Input for this task:
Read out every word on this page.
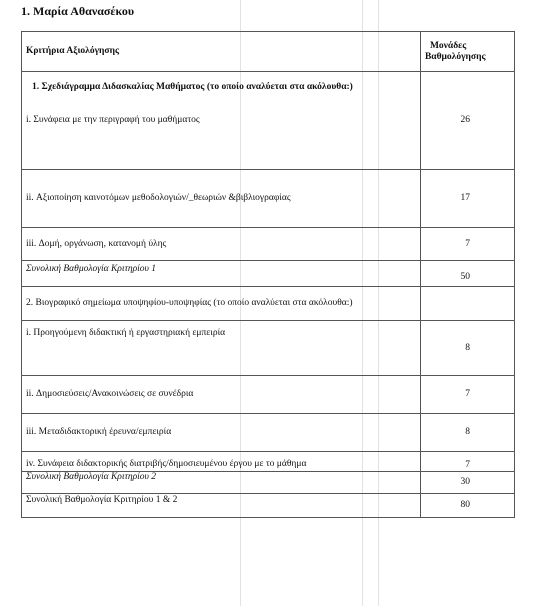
1. Μαρία Αθανασέκου
Κριτήρια Αξιολόγησης	Μονάδες
Βαθμολόγησης

1. Σχεδιάγραμμα Διδασκαλίας Μαθήματος (το οποίο αναλύεται στα ακόλουθα:)
i. Συνάφεια με την περιγραφή του μαθήματος	26
ii. Αξιοποίηση καινοτόμων μεθοδολογιών/_θεωριών &βιβλιογραφίας	17
iii. Δομή, οργάνωση, κατανομή ύλης	7
Συνολική Βαθμολογία Κριτηρίου 1	50
2. Βιογραφικό σημείωμα υποψηφίου-υποψηφίας (το οποίο αναλύεται στα ακόλουθα:)	
i. Προηγούμενη διδακτική ή εργαστηριακή εμπειρία	8
ii. Δημοσιεύσεις/Ανακοινώσεις σε συνέδρια	7
iii. Μεταδιδακτορική έρευνα/εμπειρία	8
iv. Συνάφεια διδακτορικής διατριβής/δημοσιευμένου έργου με το μάθημα	7
Συνολική Βαθμολογία Κριτηρίου 2	30
Συνολική Βαθμολογία Κριτηρίου 1 & 2	80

Given task:
Find all lines holding the string "ακόλουθα" and copy them.

Solution:
1. Σχεδιάγραμμα Διδασκαλίας Μαθήματος (το οποίο αναλύεται στα ακόλουθα:)
2. Βιογραφικό σημείωμα υποψηφίου-υποψηφίας (το οποίο αναλύεται στα ακόλουθα:)	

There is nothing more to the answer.